**EXERCISE PROMPT**.
Locate each line in the records containing "اللسان". Copy it.

## Start ENTRIES PROVIDED

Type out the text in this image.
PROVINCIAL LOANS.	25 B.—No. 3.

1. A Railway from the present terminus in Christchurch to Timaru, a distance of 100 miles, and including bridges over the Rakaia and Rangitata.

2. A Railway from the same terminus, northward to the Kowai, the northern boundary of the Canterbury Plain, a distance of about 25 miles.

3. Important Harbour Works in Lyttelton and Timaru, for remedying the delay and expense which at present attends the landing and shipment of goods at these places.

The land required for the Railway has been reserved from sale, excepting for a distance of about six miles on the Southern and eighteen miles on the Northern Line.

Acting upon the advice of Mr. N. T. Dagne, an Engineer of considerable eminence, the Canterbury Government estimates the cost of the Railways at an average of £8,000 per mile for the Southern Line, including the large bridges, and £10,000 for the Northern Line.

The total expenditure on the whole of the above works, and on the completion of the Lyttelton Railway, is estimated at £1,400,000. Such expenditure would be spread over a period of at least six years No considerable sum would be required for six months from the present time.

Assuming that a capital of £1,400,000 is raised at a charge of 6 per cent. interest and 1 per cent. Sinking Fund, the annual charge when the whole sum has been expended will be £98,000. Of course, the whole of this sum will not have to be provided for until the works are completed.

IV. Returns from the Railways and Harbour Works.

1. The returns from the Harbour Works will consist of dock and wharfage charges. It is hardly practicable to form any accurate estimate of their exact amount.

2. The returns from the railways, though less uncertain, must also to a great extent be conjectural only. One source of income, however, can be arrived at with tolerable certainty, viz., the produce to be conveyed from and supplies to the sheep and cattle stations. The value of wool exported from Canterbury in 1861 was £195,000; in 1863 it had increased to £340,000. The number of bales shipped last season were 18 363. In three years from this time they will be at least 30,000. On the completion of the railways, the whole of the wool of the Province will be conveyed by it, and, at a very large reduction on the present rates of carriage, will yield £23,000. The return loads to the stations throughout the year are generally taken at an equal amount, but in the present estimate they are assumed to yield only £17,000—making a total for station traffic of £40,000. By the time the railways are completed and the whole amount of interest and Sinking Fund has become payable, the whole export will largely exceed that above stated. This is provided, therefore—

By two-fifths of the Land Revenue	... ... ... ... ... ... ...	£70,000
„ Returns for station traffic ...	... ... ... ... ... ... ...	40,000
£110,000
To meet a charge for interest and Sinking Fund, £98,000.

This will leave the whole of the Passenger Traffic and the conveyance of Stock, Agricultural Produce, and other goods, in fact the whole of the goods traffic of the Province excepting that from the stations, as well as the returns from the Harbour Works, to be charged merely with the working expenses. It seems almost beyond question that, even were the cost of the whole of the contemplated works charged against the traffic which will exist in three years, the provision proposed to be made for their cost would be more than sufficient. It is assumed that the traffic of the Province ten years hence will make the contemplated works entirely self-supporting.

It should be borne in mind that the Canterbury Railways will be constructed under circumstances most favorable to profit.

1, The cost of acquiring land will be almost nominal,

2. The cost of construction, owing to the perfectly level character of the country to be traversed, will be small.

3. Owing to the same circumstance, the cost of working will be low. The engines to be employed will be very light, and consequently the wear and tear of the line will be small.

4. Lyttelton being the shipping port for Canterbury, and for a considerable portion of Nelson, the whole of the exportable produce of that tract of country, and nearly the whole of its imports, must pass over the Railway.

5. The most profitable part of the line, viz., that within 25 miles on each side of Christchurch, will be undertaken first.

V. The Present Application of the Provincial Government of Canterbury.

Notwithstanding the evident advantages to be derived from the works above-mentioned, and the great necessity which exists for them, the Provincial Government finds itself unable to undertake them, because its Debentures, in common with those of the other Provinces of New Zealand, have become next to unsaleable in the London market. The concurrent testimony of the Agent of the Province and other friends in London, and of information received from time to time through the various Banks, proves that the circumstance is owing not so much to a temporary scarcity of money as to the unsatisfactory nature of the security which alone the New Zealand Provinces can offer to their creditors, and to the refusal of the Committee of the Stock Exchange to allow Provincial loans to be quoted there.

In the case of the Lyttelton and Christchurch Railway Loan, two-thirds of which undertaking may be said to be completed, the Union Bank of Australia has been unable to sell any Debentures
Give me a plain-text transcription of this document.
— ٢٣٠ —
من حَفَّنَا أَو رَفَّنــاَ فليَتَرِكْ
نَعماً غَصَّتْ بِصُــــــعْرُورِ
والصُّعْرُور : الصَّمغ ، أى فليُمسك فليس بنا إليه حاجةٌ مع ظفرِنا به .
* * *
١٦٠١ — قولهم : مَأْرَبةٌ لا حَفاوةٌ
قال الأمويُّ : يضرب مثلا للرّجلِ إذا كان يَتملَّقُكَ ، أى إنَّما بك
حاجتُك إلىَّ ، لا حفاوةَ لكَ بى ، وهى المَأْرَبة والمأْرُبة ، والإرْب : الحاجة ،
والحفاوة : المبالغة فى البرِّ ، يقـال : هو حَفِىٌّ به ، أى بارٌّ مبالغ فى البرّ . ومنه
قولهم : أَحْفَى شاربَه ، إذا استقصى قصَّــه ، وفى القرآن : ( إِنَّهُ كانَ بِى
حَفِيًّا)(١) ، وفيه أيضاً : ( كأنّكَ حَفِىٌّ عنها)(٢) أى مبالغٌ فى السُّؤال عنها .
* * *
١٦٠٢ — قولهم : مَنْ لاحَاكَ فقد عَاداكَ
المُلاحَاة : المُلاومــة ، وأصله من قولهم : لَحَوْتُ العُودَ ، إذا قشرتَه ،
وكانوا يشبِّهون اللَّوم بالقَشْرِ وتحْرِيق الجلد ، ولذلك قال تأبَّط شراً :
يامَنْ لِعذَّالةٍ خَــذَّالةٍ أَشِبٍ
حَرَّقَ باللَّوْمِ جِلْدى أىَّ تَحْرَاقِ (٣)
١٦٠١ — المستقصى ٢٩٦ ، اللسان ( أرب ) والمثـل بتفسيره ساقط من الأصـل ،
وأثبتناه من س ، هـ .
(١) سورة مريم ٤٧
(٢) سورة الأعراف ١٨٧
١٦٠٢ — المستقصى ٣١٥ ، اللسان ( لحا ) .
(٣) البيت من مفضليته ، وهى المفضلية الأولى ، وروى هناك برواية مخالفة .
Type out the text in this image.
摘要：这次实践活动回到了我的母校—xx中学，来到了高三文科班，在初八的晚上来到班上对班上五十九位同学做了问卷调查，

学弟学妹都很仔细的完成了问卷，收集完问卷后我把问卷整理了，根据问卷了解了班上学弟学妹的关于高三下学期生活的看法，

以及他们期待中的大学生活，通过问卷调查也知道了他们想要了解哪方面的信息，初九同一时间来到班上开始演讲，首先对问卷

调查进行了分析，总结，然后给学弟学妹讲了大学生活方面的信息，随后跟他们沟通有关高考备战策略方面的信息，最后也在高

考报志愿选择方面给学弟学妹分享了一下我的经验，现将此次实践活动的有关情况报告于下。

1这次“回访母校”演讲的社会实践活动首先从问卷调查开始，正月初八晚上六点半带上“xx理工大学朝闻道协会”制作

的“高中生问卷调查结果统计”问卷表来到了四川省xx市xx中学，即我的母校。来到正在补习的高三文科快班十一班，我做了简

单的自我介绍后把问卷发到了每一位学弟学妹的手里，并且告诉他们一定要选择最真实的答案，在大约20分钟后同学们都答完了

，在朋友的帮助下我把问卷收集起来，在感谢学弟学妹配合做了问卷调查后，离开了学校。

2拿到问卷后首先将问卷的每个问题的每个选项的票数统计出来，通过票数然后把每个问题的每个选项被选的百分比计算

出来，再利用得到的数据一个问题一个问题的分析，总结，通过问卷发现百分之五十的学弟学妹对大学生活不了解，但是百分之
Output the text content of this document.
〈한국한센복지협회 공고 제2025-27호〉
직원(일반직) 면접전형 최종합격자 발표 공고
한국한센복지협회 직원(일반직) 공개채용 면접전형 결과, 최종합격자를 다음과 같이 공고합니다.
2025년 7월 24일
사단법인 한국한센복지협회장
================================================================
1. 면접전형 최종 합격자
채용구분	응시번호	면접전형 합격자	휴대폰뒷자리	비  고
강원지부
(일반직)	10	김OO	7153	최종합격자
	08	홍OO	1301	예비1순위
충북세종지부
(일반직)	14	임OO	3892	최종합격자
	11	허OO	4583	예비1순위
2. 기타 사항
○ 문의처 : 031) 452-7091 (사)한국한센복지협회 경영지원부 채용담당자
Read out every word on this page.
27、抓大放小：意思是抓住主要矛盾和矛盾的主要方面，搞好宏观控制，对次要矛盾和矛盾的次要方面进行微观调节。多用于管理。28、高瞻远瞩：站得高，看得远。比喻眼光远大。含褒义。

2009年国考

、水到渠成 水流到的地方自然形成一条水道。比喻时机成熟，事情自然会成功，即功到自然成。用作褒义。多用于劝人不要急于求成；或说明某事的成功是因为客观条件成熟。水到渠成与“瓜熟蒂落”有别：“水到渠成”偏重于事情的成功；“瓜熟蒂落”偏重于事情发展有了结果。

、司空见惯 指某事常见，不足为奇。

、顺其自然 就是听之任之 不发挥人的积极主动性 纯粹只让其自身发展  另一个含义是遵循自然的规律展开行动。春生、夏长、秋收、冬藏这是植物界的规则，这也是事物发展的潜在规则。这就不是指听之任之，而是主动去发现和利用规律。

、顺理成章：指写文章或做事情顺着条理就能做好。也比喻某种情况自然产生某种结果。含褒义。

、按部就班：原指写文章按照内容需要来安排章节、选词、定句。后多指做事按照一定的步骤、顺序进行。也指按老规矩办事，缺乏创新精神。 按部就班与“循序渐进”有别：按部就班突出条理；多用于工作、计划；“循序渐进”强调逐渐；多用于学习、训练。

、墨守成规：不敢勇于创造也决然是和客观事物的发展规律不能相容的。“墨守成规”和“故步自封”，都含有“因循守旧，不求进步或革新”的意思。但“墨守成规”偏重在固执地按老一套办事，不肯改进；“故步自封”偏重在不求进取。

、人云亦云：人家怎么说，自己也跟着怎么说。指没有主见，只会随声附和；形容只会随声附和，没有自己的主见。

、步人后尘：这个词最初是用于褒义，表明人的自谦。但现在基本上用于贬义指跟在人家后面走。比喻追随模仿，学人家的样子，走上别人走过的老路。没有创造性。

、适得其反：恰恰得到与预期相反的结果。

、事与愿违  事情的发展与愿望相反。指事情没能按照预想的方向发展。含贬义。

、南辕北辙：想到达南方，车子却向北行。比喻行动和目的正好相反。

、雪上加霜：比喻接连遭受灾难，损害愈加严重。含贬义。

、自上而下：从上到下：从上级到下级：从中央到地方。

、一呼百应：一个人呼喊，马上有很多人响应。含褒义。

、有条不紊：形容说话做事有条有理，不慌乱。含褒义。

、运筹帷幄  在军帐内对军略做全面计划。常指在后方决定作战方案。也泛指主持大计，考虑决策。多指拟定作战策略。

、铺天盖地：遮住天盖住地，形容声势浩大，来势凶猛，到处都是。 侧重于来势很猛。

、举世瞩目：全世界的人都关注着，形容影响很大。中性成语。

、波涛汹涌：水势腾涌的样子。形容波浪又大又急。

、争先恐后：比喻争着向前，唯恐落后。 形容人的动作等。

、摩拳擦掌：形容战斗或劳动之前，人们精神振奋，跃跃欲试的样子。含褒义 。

## End ENTRIES PROVIDED

**IN RESPONSE**.
١٦٠١ — المستقصى ٢٩٦ ، اللسان ( أرب ) والمثـل بتفسيره ساقط من الأصـل ،
١٦٠٢ — المستقصى ٣١٥ ، اللسان ( لحا ) .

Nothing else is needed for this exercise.